Start of EXTRACTED MATERIAL

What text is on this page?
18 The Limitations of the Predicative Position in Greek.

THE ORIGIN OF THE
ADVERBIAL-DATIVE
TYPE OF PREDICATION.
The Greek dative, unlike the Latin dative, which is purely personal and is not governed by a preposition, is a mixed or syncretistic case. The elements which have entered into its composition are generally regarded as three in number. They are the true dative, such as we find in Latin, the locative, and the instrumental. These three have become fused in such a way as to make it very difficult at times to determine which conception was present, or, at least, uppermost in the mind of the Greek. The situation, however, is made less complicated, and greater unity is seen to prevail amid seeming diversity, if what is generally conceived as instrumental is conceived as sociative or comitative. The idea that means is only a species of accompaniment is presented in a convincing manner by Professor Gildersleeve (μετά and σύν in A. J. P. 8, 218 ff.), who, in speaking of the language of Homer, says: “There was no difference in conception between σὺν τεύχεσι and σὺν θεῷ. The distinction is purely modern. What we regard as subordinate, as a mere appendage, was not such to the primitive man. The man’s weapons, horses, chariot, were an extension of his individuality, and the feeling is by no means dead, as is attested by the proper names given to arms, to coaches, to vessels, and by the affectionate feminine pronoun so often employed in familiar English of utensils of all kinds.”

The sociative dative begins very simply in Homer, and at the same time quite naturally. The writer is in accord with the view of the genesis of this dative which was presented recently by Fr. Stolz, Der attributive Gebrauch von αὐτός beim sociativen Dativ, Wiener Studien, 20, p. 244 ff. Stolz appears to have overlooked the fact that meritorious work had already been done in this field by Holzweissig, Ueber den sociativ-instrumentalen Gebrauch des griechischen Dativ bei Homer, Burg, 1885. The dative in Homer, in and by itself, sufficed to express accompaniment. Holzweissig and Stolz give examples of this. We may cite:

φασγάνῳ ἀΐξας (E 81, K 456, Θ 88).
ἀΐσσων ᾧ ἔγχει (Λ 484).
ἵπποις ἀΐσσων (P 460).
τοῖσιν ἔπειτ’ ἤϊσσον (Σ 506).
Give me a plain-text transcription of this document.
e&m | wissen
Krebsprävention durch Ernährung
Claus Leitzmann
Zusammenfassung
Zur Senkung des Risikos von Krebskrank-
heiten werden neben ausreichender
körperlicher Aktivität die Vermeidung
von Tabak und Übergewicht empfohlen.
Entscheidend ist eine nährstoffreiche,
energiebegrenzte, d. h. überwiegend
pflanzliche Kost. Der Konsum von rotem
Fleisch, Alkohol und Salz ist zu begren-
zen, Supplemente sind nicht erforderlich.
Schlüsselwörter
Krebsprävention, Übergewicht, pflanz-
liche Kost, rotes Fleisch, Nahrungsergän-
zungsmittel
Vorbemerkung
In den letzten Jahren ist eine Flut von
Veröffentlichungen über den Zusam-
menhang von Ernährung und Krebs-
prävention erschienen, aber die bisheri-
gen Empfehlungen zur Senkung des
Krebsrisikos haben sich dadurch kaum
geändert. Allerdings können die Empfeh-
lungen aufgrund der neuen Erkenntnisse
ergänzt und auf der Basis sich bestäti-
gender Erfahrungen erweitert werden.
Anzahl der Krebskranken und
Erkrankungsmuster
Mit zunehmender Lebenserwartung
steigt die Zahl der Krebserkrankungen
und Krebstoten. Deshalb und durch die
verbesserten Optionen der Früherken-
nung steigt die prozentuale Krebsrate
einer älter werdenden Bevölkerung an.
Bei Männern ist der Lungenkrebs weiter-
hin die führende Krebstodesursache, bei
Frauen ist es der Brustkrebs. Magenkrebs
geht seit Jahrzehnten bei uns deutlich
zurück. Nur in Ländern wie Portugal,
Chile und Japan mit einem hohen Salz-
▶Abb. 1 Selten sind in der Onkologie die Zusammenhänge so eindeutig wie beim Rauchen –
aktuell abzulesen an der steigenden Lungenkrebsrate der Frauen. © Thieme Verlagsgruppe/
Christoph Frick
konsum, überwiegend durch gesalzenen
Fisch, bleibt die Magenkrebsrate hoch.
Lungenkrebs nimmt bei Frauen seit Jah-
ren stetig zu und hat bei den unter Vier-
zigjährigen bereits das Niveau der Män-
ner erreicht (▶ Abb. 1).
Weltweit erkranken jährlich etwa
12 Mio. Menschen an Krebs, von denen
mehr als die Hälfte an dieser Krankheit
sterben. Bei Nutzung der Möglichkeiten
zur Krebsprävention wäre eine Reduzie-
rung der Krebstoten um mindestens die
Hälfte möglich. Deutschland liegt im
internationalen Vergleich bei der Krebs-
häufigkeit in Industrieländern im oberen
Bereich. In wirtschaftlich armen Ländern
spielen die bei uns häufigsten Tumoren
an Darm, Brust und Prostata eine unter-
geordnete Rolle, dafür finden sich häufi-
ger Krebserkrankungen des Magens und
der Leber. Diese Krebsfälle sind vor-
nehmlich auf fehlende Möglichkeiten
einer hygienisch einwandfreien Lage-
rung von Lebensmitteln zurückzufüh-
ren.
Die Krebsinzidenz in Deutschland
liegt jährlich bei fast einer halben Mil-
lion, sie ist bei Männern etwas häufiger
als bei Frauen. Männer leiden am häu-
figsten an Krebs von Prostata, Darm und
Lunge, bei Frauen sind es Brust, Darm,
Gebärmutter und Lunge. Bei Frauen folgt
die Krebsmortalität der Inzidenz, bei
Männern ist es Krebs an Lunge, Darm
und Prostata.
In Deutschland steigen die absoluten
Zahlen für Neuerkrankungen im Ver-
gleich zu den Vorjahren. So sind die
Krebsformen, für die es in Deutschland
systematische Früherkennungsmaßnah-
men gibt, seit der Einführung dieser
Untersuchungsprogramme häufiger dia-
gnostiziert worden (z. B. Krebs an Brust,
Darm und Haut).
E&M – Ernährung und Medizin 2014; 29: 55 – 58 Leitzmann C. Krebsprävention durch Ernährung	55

End of EXTRACTED MATERIAL

- _WORK REQUIRED_
The records above must be restated. Preserve every word.

- _TASK RESULT_
What text is on this page?
18 The Limitations of the Predicative Position in Greek.

THE ORIGIN OF THE
ADVERBIAL-DATIVE
TYPE OF PREDICATION.
The Greek dative, unlike the Latin dative, which is purely personal and is not governed by a preposition, is a mixed or syncretistic case. The elements which have entered into its composition are generally regarded as three in number. They are the true dative, such as we find in Latin, the locative, and the instrumental. These three have become fused in such a way as to make it very difficult at times to determine which conception was present, or, at least, uppermost in the mind of the Greek. The situation, however, is made less complicated, and greater unity is seen to prevail amid seeming diversity, if what is generally conceived as instrumental is conceived as sociative or comitative. The idea that means is only a species of accompaniment is presented in a convincing manner by Professor Gildersleeve (μετά and σύν in A. J. P. 8, 218 ff.), who, in speaking of the language of Homer, says: “There was no difference in conception between σὺν τεύχεσι and σὺν θεῷ. The distinction is purely modern. What we regard as subordinate, as a mere appendage, was not such to the primitive man. The man’s weapons, horses, chariot, were an extension of his individuality, and the feeling is by no means dead, as is attested by the proper names given to arms, to coaches, to vessels, and by the affectionate feminine pronoun so often employed in familiar English of utensils of all kinds.”

The sociative dative begins very simply in Homer, and at the same time quite naturally. The writer is in accord with the view of the genesis of this dative which was presented recently by Fr. Stolz, Der attributive Gebrauch von αὐτός beim sociativen Dativ, Wiener Studien, 20, p. 244 ff. Stolz appears to have overlooked the fact that meritorious work had already been done in this field by Holzweissig, Ueber den sociativ-instrumentalen Gebrauch des griechischen Dativ bei Homer, Burg, 1885. The dative in Homer, in and by itself, sufficed to express accompaniment. Holzweissig and Stolz give examples of this. We may cite:

φασγάνῳ ἀΐξας (E 81, K 456, Θ 88).
ἀΐσσων ᾧ ἔγχει (Λ 484).
ἵπποις ἀΐσσων (P 460).
τοῖσιν ἔπειτ’ ἤϊσσον (Σ 506).
Give me a plain-text transcription of this document.
e&m | wissen
Krebsprävention durch Ernährung
Claus Leitzmann
Zusammenfassung
Zur Senkung des Risikos von Krebskrank-
heiten werden neben ausreichender
körperlicher Aktivität die Vermeidung
von Tabak und Übergewicht empfohlen.
Entscheidend ist eine nährstoffreiche,
energiebegrenzte, d. h. überwiegend
pflanzliche Kost. Der Konsum von rotem
Fleisch, Alkohol und Salz ist zu begren-
zen, Supplemente sind nicht erforderlich.
Schlüsselwörter
Krebsprävention, Übergewicht, pflanz-
liche Kost, rotes Fleisch, Nahrungsergän-
zungsmittel
Vorbemerkung
In den letzten Jahren ist eine Flut von
Veröffentlichungen über den Zusam-
menhang von Ernährung und Krebs-
prävention erschienen, aber die bisheri-
gen Empfehlungen zur Senkung des
Krebsrisikos haben sich dadurch kaum
geändert. Allerdings können die Empfeh-
lungen aufgrund der neuen Erkenntnisse
ergänzt und auf der Basis sich bestäti-
gender Erfahrungen erweitert werden.
Anzahl der Krebskranken und
Erkrankungsmuster
Mit zunehmender Lebenserwartung
steigt die Zahl der Krebserkrankungen
und Krebstoten. Deshalb und durch die
verbesserten Optionen der Früherken-
nung steigt die prozentuale Krebsrate
einer älter werdenden Bevölkerung an.
Bei Männern ist der Lungenkrebs weiter-
hin die führende Krebstodesursache, bei
Frauen ist es der Brustkrebs. Magenkrebs
geht seit Jahrzehnten bei uns deutlich
zurück. Nur in Ländern wie Portugal,
Chile und Japan mit einem hohen Salz-
▶Abb. 1 Selten sind in der Onkologie die Zusammenhänge so eindeutig wie beim Rauchen –
aktuell abzulesen an der steigenden Lungenkrebsrate der Frauen. © Thieme Verlagsgruppe/
Christoph Frick
konsum, überwiegend durch gesalzenen
Fisch, bleibt die Magenkrebsrate hoch.
Lungenkrebs nimmt bei Frauen seit Jah-
ren stetig zu und hat bei den unter Vier-
zigjährigen bereits das Niveau der Män-
ner erreicht (▶ Abb. 1).
Weltweit erkranken jährlich etwa
12 Mio. Menschen an Krebs, von denen
mehr als die Hälfte an dieser Krankheit
sterben. Bei Nutzung der Möglichkeiten
zur Krebsprävention wäre eine Reduzie-
rung der Krebstoten um mindestens die
Hälfte möglich. Deutschland liegt im
internationalen Vergleich bei der Krebs-
häufigkeit in Industrieländern im oberen
Bereich. In wirtschaftlich armen Ländern
spielen die bei uns häufigsten Tumoren
an Darm, Brust und Prostata eine unter-
geordnete Rolle, dafür finden sich häufi-
ger Krebserkrankungen des Magens und
der Leber. Diese Krebsfälle sind vor-
nehmlich auf fehlende Möglichkeiten
einer hygienisch einwandfreien Lage-
rung von Lebensmitteln zurückzufüh-
ren.
Die Krebsinzidenz in Deutschland
liegt jährlich bei fast einer halben Mil-
lion, sie ist bei Männern etwas häufiger
als bei Frauen. Männer leiden am häu-
figsten an Krebs von Prostata, Darm und
Lunge, bei Frauen sind es Brust, Darm,
Gebärmutter und Lunge. Bei Frauen folgt
die Krebsmortalität der Inzidenz, bei
Männern ist es Krebs an Lunge, Darm
und Prostata.
In Deutschland steigen die absoluten
Zahlen für Neuerkrankungen im Ver-
gleich zu den Vorjahren. So sind die
Krebsformen, für die es in Deutschland
systematische Früherkennungsmaßnah-
men gibt, seit der Einführung dieser
Untersuchungsprogramme häufiger dia-
gnostiziert worden (z. B. Krebs an Brust,
Darm und Haut).
E&M – Ernährung und Medizin 2014; 29: 55 – 58 Leitzmann C. Krebsprävention durch Ernährung	55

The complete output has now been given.